Raw records:
################

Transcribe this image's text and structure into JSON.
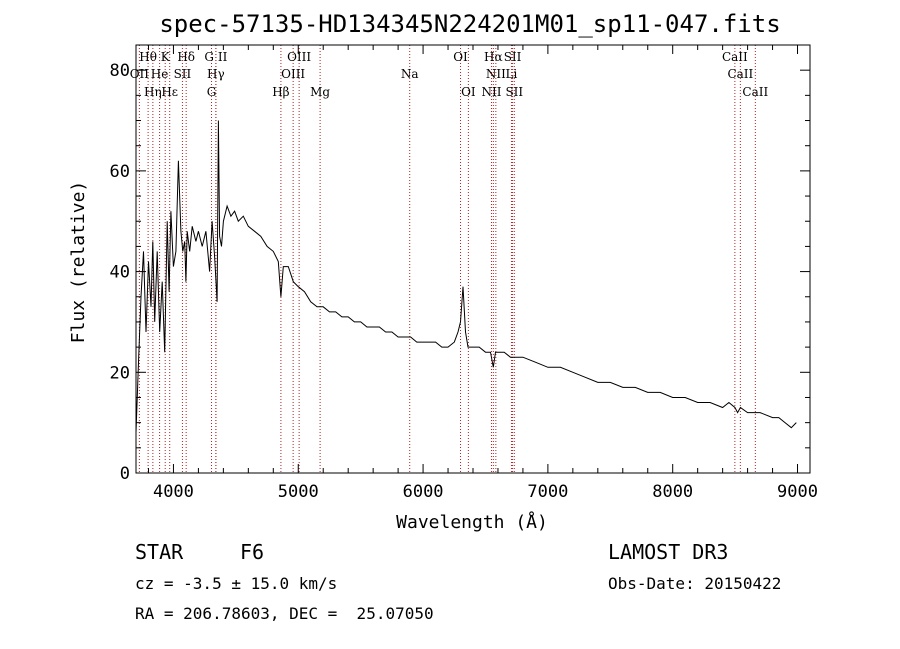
{
  "chart_data": {
    "type": "line",
    "title": "spec-57135-HD134345N224201M01_sp11-047.fits",
    "xlabel": "Wavelength (Å)",
    "ylabel": "Flux (relative)",
    "xlim": [
      3700,
      9100
    ],
    "ylim": [
      0,
      85
    ],
    "xticks": [
      4000,
      5000,
      6000,
      7000,
      8000,
      9000
    ],
    "yticks": [
      0,
      20,
      40,
      60,
      80
    ],
    "series": [
      {
        "name": "spectrum",
        "x": [
          3700,
          3720,
          3740,
          3760,
          3780,
          3800,
          3820,
          3835,
          3850,
          3870,
          3890,
          3910,
          3930,
          3950,
          3965,
          3980,
          4000,
          4020,
          4040,
          4060,
          4075,
          4090,
          4100,
          4110,
          4130,
          4150,
          4180,
          4200,
          4230,
          4260,
          4290,
          4310,
          4330,
          4350,
          4360,
          4370,
          4385,
          4400,
          4430,
          4460,
          4490,
          4520,
          4560,
          4600,
          4650,
          4700,
          4750,
          4800,
          4840,
          4861,
          4880,
          4920,
          4960,
          5000,
          5050,
          5100,
          5150,
          5200,
          5250,
          5300,
          5350,
          5400,
          5450,
          5500,
          5550,
          5600,
          5650,
          5700,
          5750,
          5800,
          5850,
          5900,
          5950,
          6000,
          6050,
          6100,
          6150,
          6200,
          6250,
          6280,
          6300,
          6320,
          6340,
          6360,
          6400,
          6450,
          6500,
          6540,
          6563,
          6580,
          6600,
          6650,
          6700,
          6750,
          6800,
          6900,
          7000,
          7100,
          7200,
          7300,
          7400,
          7500,
          7600,
          7700,
          7800,
          7900,
          8000,
          8100,
          8200,
          8300,
          8400,
          8450,
          8498,
          8520,
          8542,
          8600,
          8662,
          8700,
          8800,
          8850,
          8900,
          8950,
          8990
        ],
        "y": [
          8,
          22,
          35,
          44,
          28,
          42,
          33,
          46,
          30,
          44,
          28,
          38,
          24,
          50,
          36,
          52,
          41,
          44,
          62,
          48,
          44,
          46,
          38,
          48,
          44,
          49,
          46,
          48,
          45,
          48,
          40,
          50,
          43,
          34,
          70,
          47,
          45,
          50,
          53,
          51,
          52,
          50,
          51,
          49,
          48,
          47,
          45,
          44,
          42,
          35,
          41,
          41,
          38,
          37,
          36,
          34,
          33,
          33,
          32,
          32,
          31,
          31,
          30,
          30,
          29,
          29,
          29,
          28,
          28,
          27,
          27,
          27,
          26,
          26,
          26,
          26,
          25,
          25,
          26,
          28,
          30,
          37,
          28,
          25,
          25,
          25,
          24,
          24,
          21,
          24,
          24,
          24,
          23,
          23,
          23,
          22,
          21,
          21,
          20,
          19,
          18,
          18,
          17,
          17,
          16,
          16,
          15,
          15,
          14,
          14,
          13,
          14,
          13,
          12,
          13,
          12,
          12,
          12,
          11,
          11,
          10,
          9,
          10
        ]
      }
    ],
    "line_markers": [
      {
        "label": "Hθ",
        "x": 3797,
        "row": 0
      },
      {
        "label": "K",
        "x": 3934,
        "row": 0
      },
      {
        "label": "Hδ",
        "x": 4102,
        "row": 0
      },
      {
        "label": "G II",
        "x": 4340,
        "row": 0
      },
      {
        "label": "OIII",
        "x": 5007,
        "row": 0
      },
      {
        "label": "OI",
        "x": 6300,
        "row": 0
      },
      {
        "label": "Hα",
        "x": 6563,
        "row": 0
      },
      {
        "label": "SII",
        "x": 6717,
        "row": 0
      },
      {
        "label": "CaII",
        "x": 8498,
        "row": 0
      },
      {
        "label": "OII",
        "x": 3727,
        "row": 1
      },
      {
        "label": "He",
        "x": 3889,
        "row": 1
      },
      {
        "label": "SII",
        "x": 4072,
        "row": 1
      },
      {
        "label": "Hγ",
        "x": 4340,
        "row": 1
      },
      {
        "label": "OIII",
        "x": 4959,
        "row": 1
      },
      {
        "label": "Na",
        "x": 5893,
        "row": 1
      },
      {
        "label": "NII",
        "x": 6583,
        "row": 1
      },
      {
        "label": "Li",
        "x": 6708,
        "row": 1
      },
      {
        "label": "CaII",
        "x": 8542,
        "row": 1
      },
      {
        "label": "Hε",
        "x": 3970,
        "row": 2
      },
      {
        "label": "Hη",
        "x": 3835,
        "row": 2
      },
      {
        "label": "G",
        "x": 4305,
        "row": 2
      },
      {
        "label": "Hβ",
        "x": 4861,
        "row": 2
      },
      {
        "label": "Mg",
        "x": 5175,
        "row": 2
      },
      {
        "label": "OI",
        "x": 6363,
        "row": 2
      },
      {
        "label": "NII",
        "x": 6548,
        "row": 2
      },
      {
        "label": "SII",
        "x": 6731,
        "row": 2
      },
      {
        "label": "CaII",
        "x": 8662,
        "row": 2
      }
    ],
    "grid": false,
    "marker_color": "#b22222"
  },
  "info": {
    "object_class": "STAR",
    "subclass": "F6",
    "survey": "LAMOST DR3",
    "cz": "cz = -3.5 ± 15.0 km/s",
    "obs_date": "Obs-Date: 20150422",
    "coords": "RA = 206.78603, DEC =  25.07050"
  }
}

################

* _Short task_
Every entry should be returned exactly as written, minus the pictures.

* _Exercise output_
Transcribe this image's text and structure into JSON.
{
  "chart_data": {
    "type": "line",
    "title": "spec-57135-HD134345N224201M01_sp11-047.fits",
    "xlabel": "Wavelength (Å)",
    "ylabel": "Flux (relative)",
    "xlim": [
      3700,
      9100
    ],
    "ylim": [
      0,
      85
    ],
    "xticks": [
      4000,
      5000,
      6000,
      7000,
      8000,
      9000
    ],
    "yticks": [
      0,
      20,
      40,
      60,
      80
    ],
    "series": [
      {
        "name": "spectrum",
        "x": [
          3700,
          3720,
          3740,
          3760,
          3780,
          3800,
          3820,
          3835,
          3850,
          3870,
          3890,
          3910,
          3930,
          3950,
          3965,
          3980,
          4000,
          4020,
          4040,
          4060,
          4075,
          4090,
          4100,
          4110,
          4130,
          4150,
          4180,
          4200,
          4230,
          4260,
          4290,
          4310,
          4330,
          4350,
          4360,
          4370,
          4385,
          4400,
          4430,
          4460,
          4490,
          4520,
          4560,
          4600,
          4650,
          4700,
          4750,
          4800,
          4840,
          4861,
          4880,
          4920,
          4960,
          5000,
          5050,
          5100,
          5150,
          5200,
          5250,
          5300,
          5350,
          5400,
          5450,
          5500,
          5550,
          5600,
          5650,
          5700,
          5750,
          5800,
          5850,
          5900,
          5950,
          6000,
          6050,
          6100,
          6150,
          6200,
          6250,
          6280,
          6300,
          6320,
          6340,
          6360,
          6400,
          6450,
          6500,
          6540,
          6563,
          6580,
          6600,
          6650,
          6700,
          6750,
          6800,
          6900,
          7000,
          7100,
          7200,
          7300,
          7400,
          7500,
          7600,
          7700,
          7800,
          7900,
          8000,
          8100,
          8200,
          8300,
          8400,
          8450,
          8498,
          8520,
          8542,
          8600,
          8662,
          8700,
          8800,
          8850,
          8900,
          8950,
          8990
        ],
        "y": [
          8,
          22,
          35,
          44,
          28,
          42,
          33,
          46,
          30,
          44,
          28,
          38,
          24,
          50,
          36,
          52,
          41,
          44,
          62,
          48,
          44,
          46,
          38,
          48,
          44,
          49,
          46,
          48,
          45,
          48,
          40,
          50,
          43,
          34,
          70,
          47,
          45,
          50,
          53,
          51,
          52,
          50,
          51,
          49,
          48,
          47,
          45,
          44,
          42,
          35,
          41,
          41,
          38,
          37,
          36,
          34,
          33,
          33,
          32,
          32,
          31,
          31,
          30,
          30,
          29,
          29,
          29,
          28,
          28,
          27,
          27,
          27,
          26,
          26,
          26,
          26,
          25,
          25,
          26,
          28,
          30,
          37,
          28,
          25,
          25,
          25,
          24,
          24,
          21,
          24,
          24,
          24,
          23,
          23,
          23,
          22,
          21,
          21,
          20,
          19,
          18,
          18,
          17,
          17,
          16,
          16,
          15,
          15,
          14,
          14,
          13,
          14,
          13,
          12,
          13,
          12,
          12,
          12,
          11,
          11,
          10,
          9,
          10
        ]
      }
    ],
    "line_markers": [
      {
        "label": "Hθ",
        "x": 3797,
        "row": 0
      },
      {
        "label": "K",
        "x": 3934,
        "row": 0
      },
      {
        "label": "Hδ",
        "x": 4102,
        "row": 0
      },
      {
        "label": "G II",
        "x": 4340,
        "row": 0
      },
      {
        "label": "OIII",
        "x": 5007,
        "row": 0
      },
      {
        "label": "OI",
        "x": 6300,
        "row": 0
      },
      {
        "label": "Hα",
        "x": 6563,
        "row": 0
      },
      {
        "label": "SII",
        "x": 6717,
        "row": 0
      },
      {
        "label": "CaII",
        "x": 8498,
        "row": 0
      },
      {
        "label": "OII",
        "x": 3727,
        "row": 1
      },
      {
        "label": "He",
        "x": 3889,
        "row": 1
      },
      {
        "label": "SII",
        "x": 4072,
        "row": 1
      },
      {
        "label": "Hγ",
        "x": 4340,
        "row": 1
      },
      {
        "label": "OIII",
        "x": 4959,
        "row": 1
      },
      {
        "label": "Na",
        "x": 5893,
        "row": 1
      },
      {
        "label": "NII",
        "x": 6583,
        "row": 1
      },
      {
        "label": "Li",
        "x": 6708,
        "row": 1
      },
      {
        "label": "CaII",
        "x": 8542,
        "row": 1
      },
      {
        "label": "Hε",
        "x": 3970,
        "row": 2
      },
      {
        "label": "Hη",
        "x": 3835,
        "row": 2
      },
      {
        "label": "G",
        "x": 4305,
        "row": 2
      },
      {
        "label": "Hβ",
        "x": 4861,
        "row": 2
      },
      {
        "label": "Mg",
        "x": 5175,
        "row": 2
      },
      {
        "label": "OI",
        "x": 6363,
        "row": 2
      },
      {
        "label": "NII",
        "x": 6548,
        "row": 2
      },
      {
        "label": "SII",
        "x": 6731,
        "row": 2
      },
      {
        "label": "CaII",
        "x": 8662,
        "row": 2
      }
    ],
    "grid": false,
    "marker_color": "#b22222"
  },
  "info": {
    "object_class": "STAR",
    "subclass": "F6",
    "survey": "LAMOST DR3",
    "cz": "cz = -3.5 ± 15.0 km/s",
    "obs_date": "Obs-Date: 20150422",
    "coords": "RA = 206.78603, DEC =  25.07050"
  }
}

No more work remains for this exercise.